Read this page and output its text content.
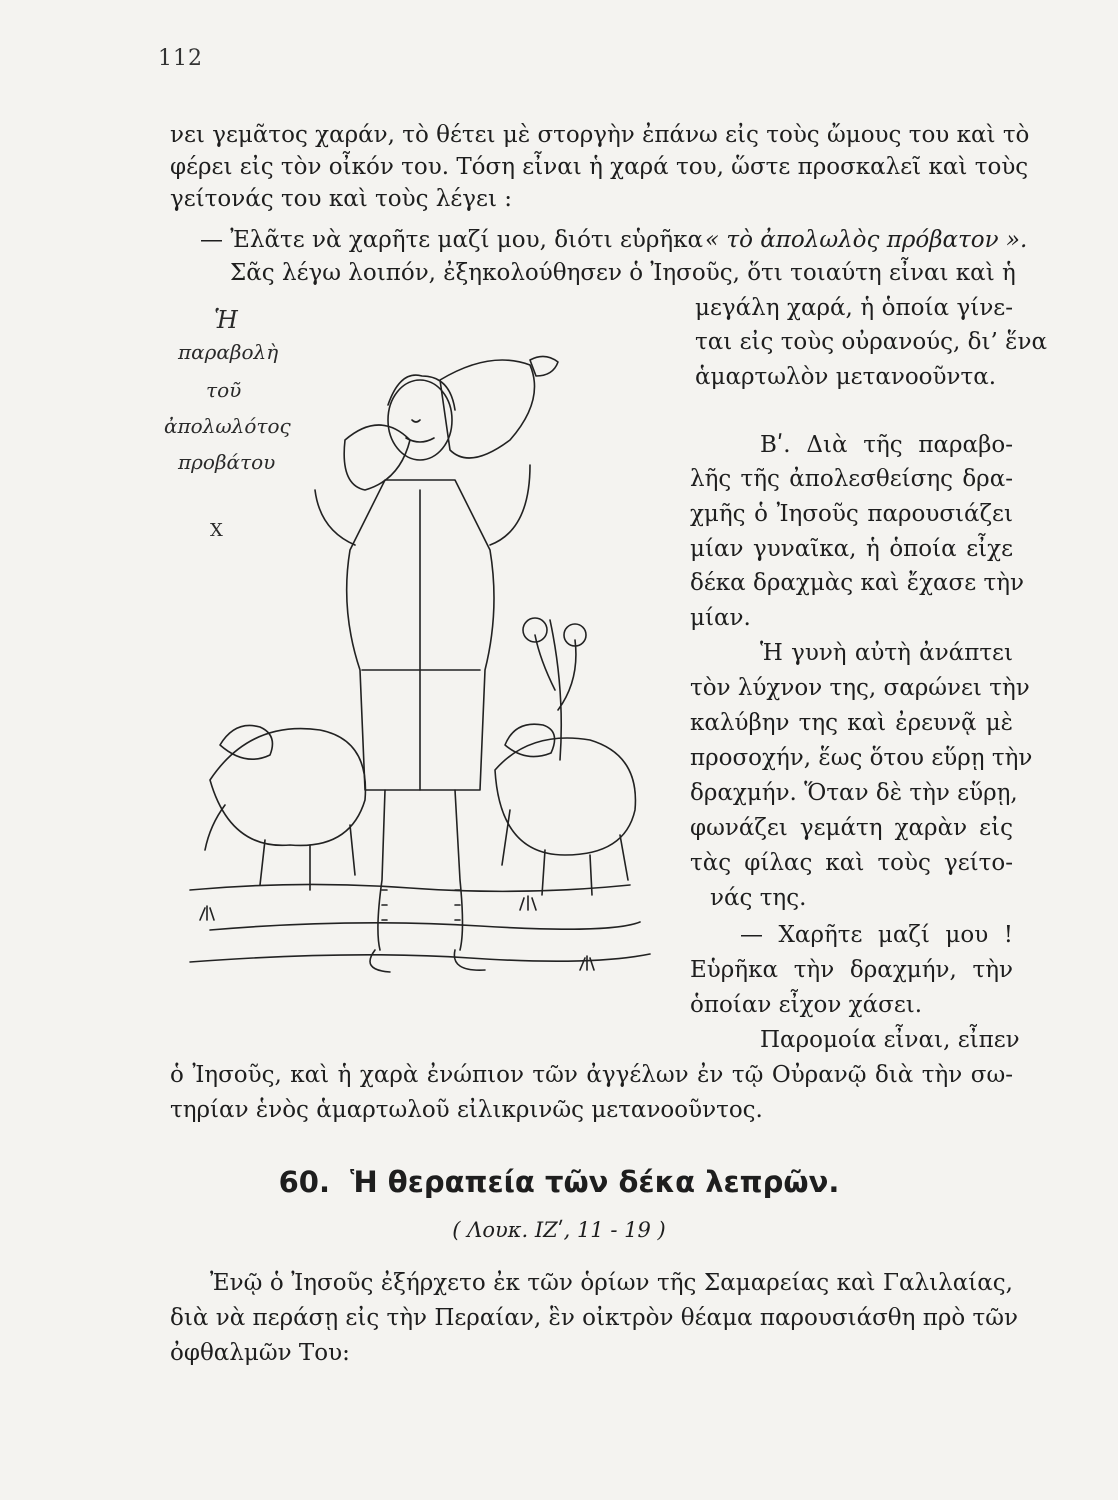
112
νει γεμᾶτος χαράν, τὸ θέτει μὲ στοργὴν ἐπάνω εἰς τοὺς ὤμους του καὶ τὸ
φέρει εἰς τὸν οἶκόν του. Τόση εἶναι ἡ χαρά του, ὥστε προσκαλεῖ καὶ τοὺς
γείτονάς του καὶ τοὺς λέγει :
— Ἐλᾶτε νὰ χαρῆτε μαζί μου, διότι εὑρῆκα « τὸ ἀπολωλὸς πρόβατον ».
Σᾶς λέγω λοιπόν, ἐξηκολούθησεν ὁ Ἰησοῦς, ὅτι τοιαύτη εἶναι καὶ ἡ
μεγάλη χαρά, ἡ ὁποία γίνε-
ται εἰς τοὺς οὐρανούς, δι’ ἕνα
ἁμαρτωλὸν μετανοοῦντα.
Βʹ. Διὰ τῆς παραβο-
λῆς τῆς ἀπολεσθείσης δρα-
χμῆς ὁ Ἰησοῦς παρουσιάζει
μίαν γυναῖκα, ἡ ὁποία εἶχε
δέκα δραχμὰς καὶ ἔχασε τὴν
μίαν.
Ἡ γυνὴ αὐτὴ ἀνάπτει
τὸν λύχνον της, σαρώνει τὴν
καλύβην της καὶ ἐρευνᾷ μὲ
προσοχήν, ἕως ὅτου εὕρῃ τὴν
δραχμήν. Ὅταν δὲ τὴν εὕρῃ,
φωνάζει γεμάτη χαρὰν εἰς
τὰς φίλας καὶ τοὺς γείτο-
νάς της.
— Χαρῆτε μαζί μου !
Εὑρῆκα τὴν δραχμήν, τὴν
ὁποίαν εἶχον χάσει.
Παρομοία εἶναι, εἶπεν
ὁ Ἰησοῦς, καὶ ἡ χαρὰ ἐνώπιον τῶν ἀγγέλων ἐν τῷ Οὐρανῷ διὰ τὴν σω-
τηρίαν ἑνὸς ἁμαρτωλοῦ εἰλικρινῶς μετανοοῦντος.
60. Ἡ θεραπεία τῶν δέκα λεπρῶν.
( Λουκ. ΙΖʹ, 11 - 19 )
Ἐνῷ ὁ Ἰησοῦς ἐξήρχετο ἐκ τῶν ὁρίων τῆς Σαμαρείας καὶ Γαλιλαίας,
διὰ νὰ περάσῃ εἰς τὴν Περαίαν, ἓν οἰκτρὸν θέαμα παρουσιάσθη πρὸ τῶν
ὀφθαλμῶν Του:
Ἡ
παραβολὴ
τοῦ
ἀπολωλότος
προβάτου
Χ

_ _ _

▶ Written instruction
Using the listing above, return all lines where the word "τοὺς" occurs.

▶ Expected output
νει γεμᾶτος χαράν, τὸ θέτει μὲ στοργὴν ἐπάνω εἰς τοὺς ὤμους του καὶ τὸ
φέρει εἰς τὸν οἶκόν του. Τόση εἶναι ἡ χαρά του, ὥστε προσκαλεῖ καὶ τοὺς
γείτονάς του καὶ τοὺς λέγει :
ται εἰς τοὺς οὐρανούς, δι’ ἕνα
τὰς φίλας καὶ τοὺς γείτο-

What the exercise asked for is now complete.